— START OF THE DATA —
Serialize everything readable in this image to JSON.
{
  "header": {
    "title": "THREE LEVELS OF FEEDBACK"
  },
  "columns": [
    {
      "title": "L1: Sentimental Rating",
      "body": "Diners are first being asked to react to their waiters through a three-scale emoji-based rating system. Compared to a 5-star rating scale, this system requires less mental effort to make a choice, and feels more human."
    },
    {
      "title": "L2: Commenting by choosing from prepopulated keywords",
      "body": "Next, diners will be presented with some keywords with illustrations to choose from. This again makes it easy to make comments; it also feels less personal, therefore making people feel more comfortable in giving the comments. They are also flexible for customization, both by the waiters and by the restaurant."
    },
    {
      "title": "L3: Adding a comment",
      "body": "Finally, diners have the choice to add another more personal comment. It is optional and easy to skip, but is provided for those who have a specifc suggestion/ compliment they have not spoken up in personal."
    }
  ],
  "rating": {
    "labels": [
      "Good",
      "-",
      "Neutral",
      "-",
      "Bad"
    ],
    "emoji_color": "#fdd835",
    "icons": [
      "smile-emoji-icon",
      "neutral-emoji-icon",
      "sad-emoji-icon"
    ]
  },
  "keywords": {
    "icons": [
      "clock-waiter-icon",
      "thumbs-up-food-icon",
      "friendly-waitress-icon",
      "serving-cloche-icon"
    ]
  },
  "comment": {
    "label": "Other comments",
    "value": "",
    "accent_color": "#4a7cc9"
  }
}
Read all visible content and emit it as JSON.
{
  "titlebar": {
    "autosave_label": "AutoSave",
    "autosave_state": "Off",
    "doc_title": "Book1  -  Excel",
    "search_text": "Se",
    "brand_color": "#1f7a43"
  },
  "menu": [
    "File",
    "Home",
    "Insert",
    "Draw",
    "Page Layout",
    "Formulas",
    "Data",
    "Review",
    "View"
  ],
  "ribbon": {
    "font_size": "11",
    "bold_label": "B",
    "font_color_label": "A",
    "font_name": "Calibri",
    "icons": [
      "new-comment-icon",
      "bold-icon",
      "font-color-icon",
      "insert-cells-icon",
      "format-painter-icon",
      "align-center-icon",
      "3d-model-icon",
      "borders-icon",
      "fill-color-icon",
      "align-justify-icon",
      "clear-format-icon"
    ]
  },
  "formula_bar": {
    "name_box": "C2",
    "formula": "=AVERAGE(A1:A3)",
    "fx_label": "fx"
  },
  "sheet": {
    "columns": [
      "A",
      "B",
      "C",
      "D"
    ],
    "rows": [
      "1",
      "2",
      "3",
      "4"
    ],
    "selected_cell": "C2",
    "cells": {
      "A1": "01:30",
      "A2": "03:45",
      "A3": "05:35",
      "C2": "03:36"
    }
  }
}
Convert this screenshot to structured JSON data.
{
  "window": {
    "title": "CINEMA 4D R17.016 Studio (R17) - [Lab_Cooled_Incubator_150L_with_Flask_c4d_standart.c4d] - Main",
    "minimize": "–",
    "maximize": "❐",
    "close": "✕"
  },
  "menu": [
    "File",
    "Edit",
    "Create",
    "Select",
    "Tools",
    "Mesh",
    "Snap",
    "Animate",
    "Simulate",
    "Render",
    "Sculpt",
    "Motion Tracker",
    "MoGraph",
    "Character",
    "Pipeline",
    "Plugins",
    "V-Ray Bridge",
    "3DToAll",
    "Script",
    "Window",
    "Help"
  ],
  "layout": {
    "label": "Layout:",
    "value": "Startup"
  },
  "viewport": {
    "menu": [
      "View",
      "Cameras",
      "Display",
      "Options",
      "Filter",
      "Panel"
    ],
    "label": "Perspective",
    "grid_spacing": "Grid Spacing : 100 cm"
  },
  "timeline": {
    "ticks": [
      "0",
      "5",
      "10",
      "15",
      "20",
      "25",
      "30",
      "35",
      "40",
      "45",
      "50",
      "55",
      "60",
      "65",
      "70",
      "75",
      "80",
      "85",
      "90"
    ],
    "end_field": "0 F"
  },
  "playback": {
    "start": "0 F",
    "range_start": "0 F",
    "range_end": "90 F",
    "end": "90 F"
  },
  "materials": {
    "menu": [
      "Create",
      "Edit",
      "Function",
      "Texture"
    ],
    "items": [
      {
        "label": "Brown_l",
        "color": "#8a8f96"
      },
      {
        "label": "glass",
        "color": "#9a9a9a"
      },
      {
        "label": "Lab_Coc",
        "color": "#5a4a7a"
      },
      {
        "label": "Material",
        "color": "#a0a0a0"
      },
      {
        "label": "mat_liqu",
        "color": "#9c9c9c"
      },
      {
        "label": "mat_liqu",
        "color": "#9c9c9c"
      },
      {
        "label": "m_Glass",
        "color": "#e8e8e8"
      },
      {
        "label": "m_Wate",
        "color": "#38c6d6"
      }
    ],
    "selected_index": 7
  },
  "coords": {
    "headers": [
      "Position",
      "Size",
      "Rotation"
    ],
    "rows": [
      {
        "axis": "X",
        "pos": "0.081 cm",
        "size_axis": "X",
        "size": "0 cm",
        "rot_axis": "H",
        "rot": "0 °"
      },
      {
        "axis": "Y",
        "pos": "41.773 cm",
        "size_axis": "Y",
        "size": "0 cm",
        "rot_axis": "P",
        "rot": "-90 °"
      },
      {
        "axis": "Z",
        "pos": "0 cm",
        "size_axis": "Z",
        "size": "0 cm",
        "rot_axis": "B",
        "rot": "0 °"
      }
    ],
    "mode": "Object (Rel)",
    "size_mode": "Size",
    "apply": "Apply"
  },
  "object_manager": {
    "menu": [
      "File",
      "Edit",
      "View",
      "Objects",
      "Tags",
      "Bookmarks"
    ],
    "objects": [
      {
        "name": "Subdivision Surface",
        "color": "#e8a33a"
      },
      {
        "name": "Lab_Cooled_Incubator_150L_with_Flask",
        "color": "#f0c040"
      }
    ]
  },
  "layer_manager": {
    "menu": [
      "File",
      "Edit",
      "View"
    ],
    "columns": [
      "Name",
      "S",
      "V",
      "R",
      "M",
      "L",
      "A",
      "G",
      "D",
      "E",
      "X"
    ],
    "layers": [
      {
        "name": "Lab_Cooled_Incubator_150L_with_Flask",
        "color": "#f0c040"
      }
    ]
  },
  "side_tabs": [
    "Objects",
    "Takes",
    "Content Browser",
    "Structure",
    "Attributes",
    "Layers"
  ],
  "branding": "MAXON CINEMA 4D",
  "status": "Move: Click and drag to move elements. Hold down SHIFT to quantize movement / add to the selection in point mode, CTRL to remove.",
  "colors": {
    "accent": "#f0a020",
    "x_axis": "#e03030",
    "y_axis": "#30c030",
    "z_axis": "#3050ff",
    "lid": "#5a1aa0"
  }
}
— END OF THE DATA —
= WHAT YOU NEED TO DO =
Retype the records in full. Keep every line identical to the original.

= TASK SOLUTION =
Serialize everything readable in this image to JSON.
{
  "header": {
    "title": "THREE LEVELS OF FEEDBACK"
  },
  "columns": [
    {
      "title": "L1: Sentimental Rating",
      "body": "Diners are first being asked to react to their waiters through a three-scale emoji-based rating system. Compared to a 5-star rating scale, this system requires less mental effort to make a choice, and feels more human."
    },
    {
      "title": "L2: Commenting by choosing from prepopulated keywords",
      "body": "Next, diners will be presented with some keywords with illustrations to choose from. This again makes it easy to make comments; it also feels less personal, therefore making people feel more comfortable in giving the comments. They are also flexible for customization, both by the waiters and by the restaurant."
    },
    {
      "title": "L3: Adding a comment",
      "body": "Finally, diners have the choice to add another more personal comment. It is optional and easy to skip, but is provided for those who have a specifc suggestion/ compliment they have not spoken up in personal."
    }
  ],
  "rating": {
    "labels": [
      "Good",
      "-",
      "Neutral",
      "-",
      "Bad"
    ],
    "emoji_color": "#fdd835",
    "icons": [
      "smile-emoji-icon",
      "neutral-emoji-icon",
      "sad-emoji-icon"
    ]
  },
  "keywords": {
    "icons": [
      "clock-waiter-icon",
      "thumbs-up-food-icon",
      "friendly-waitress-icon",
      "serving-cloche-icon"
    ]
  },
  "comment": {
    "label": "Other comments",
    "value": "",
    "accent_color": "#4a7cc9"
  }
}
Read all visible content and emit it as JSON.
{
  "titlebar": {
    "autosave_label": "AutoSave",
    "autosave_state": "Off",
    "doc_title": "Book1  -  Excel",
    "search_text": "Se",
    "brand_color": "#1f7a43"
  },
  "menu": [
    "File",
    "Home",
    "Insert",
    "Draw",
    "Page Layout",
    "Formulas",
    "Data",
    "Review",
    "View"
  ],
  "ribbon": {
    "font_size": "11",
    "bold_label": "B",
    "font_color_label": "A",
    "font_name": "Calibri",
    "icons": [
      "new-comment-icon",
      "bold-icon",
      "font-color-icon",
      "insert-cells-icon",
      "format-painter-icon",
      "align-center-icon",
      "3d-model-icon",
      "borders-icon",
      "fill-color-icon",
      "align-justify-icon",
      "clear-format-icon"
    ]
  },
  "formula_bar": {
    "name_box": "C2",
    "formula": "=AVERAGE(A1:A3)",
    "fx_label": "fx"
  },
  "sheet": {
    "columns": [
      "A",
      "B",
      "C",
      "D"
    ],
    "rows": [
      "1",
      "2",
      "3",
      "4"
    ],
    "selected_cell": "C2",
    "cells": {
      "A1": "01:30",
      "A2": "03:45",
      "A3": "05:35",
      "C2": "03:36"
    }
  }
}
Convert this screenshot to structured JSON data.
{
  "window": {
    "title": "CINEMA 4D R17.016 Studio (R17) - [Lab_Cooled_Incubator_150L_with_Flask_c4d_standart.c4d] - Main",
    "minimize": "–",
    "maximize": "❐",
    "close": "✕"
  },
  "menu": [
    "File",
    "Edit",
    "Create",
    "Select",
    "Tools",
    "Mesh",
    "Snap",
    "Animate",
    "Simulate",
    "Render",
    "Sculpt",
    "Motion Tracker",
    "MoGraph",
    "Character",
    "Pipeline",
    "Plugins",
    "V-Ray Bridge",
    "3DToAll",
    "Script",
    "Window",
    "Help"
  ],
  "layout": {
    "label": "Layout:",
    "value": "Startup"
  },
  "viewport": {
    "menu": [
      "View",
      "Cameras",
      "Display",
      "Options",
      "Filter",
      "Panel"
    ],
    "label": "Perspective",
    "grid_spacing": "Grid Spacing : 100 cm"
  },
  "timeline": {
    "ticks": [
      "0",
      "5",
      "10",
      "15",
      "20",
      "25",
      "30",
      "35",
      "40",
      "45",
      "50",
      "55",
      "60",
      "65",
      "70",
      "75",
      "80",
      "85",
      "90"
    ],
    "end_field": "0 F"
  },
  "playback": {
    "start": "0 F",
    "range_start": "0 F",
    "range_end": "90 F",
    "end": "90 F"
  },
  "materials": {
    "menu": [
      "Create",
      "Edit",
      "Function",
      "Texture"
    ],
    "items": [
      {
        "label": "Brown_l",
        "color": "#8a8f96"
      },
      {
        "label": "glass",
        "color": "#9a9a9a"
      },
      {
        "label": "Lab_Coc",
        "color": "#5a4a7a"
      },
      {
        "label": "Material",
        "color": "#a0a0a0"
      },
      {
        "label": "mat_liqu",
        "color": "#9c9c9c"
      },
      {
        "label": "mat_liqu",
        "color": "#9c9c9c"
      },
      {
        "label": "m_Glass",
        "color": "#e8e8e8"
      },
      {
        "label": "m_Wate",
        "color": "#38c6d6"
      }
    ],
    "selected_index": 7
  },
  "coords": {
    "headers": [
      "Position",
      "Size",
      "Rotation"
    ],
    "rows": [
      {
        "axis": "X",
        "pos": "0.081 cm",
        "size_axis": "X",
        "size": "0 cm",
        "rot_axis": "H",
        "rot": "0 °"
      },
      {
        "axis": "Y",
        "pos": "41.773 cm",
        "size_axis": "Y",
        "size": "0 cm",
        "rot_axis": "P",
        "rot": "-90 °"
      },
      {
        "axis": "Z",
        "pos": "0 cm",
        "size_axis": "Z",
        "size": "0 cm",
        "rot_axis": "B",
        "rot": "0 °"
      }
    ],
    "mode": "Object (Rel)",
    "size_mode": "Size",
    "apply": "Apply"
  },
  "object_manager": {
    "menu": [
      "File",
      "Edit",
      "View",
      "Objects",
      "Tags",
      "Bookmarks"
    ],
    "objects": [
      {
        "name": "Subdivision Surface",
        "color": "#e8a33a"
      },
      {
        "name": "Lab_Cooled_Incubator_150L_with_Flask",
        "color": "#f0c040"
      }
    ]
  },
  "layer_manager": {
    "menu": [
      "File",
      "Edit",
      "View"
    ],
    "columns": [
      "Name",
      "S",
      "V",
      "R",
      "M",
      "L",
      "A",
      "G",
      "D",
      "E",
      "X"
    ],
    "layers": [
      {
        "name": "Lab_Cooled_Incubator_150L_with_Flask",
        "color": "#f0c040"
      }
    ]
  },
  "side_tabs": [
    "Objects",
    "Takes",
    "Content Browser",
    "Structure",
    "Attributes",
    "Layers"
  ],
  "branding": "MAXON CINEMA 4D",
  "status": "Move: Click and drag to move elements. Hold down SHIFT to quantize movement / add to the selection in point mode, CTRL to remove.",
  "colors": {
    "accent": "#f0a020",
    "x_axis": "#e03030",
    "y_axis": "#30c030",
    "z_axis": "#3050ff",
    "lid": "#5a1aa0"
  }
}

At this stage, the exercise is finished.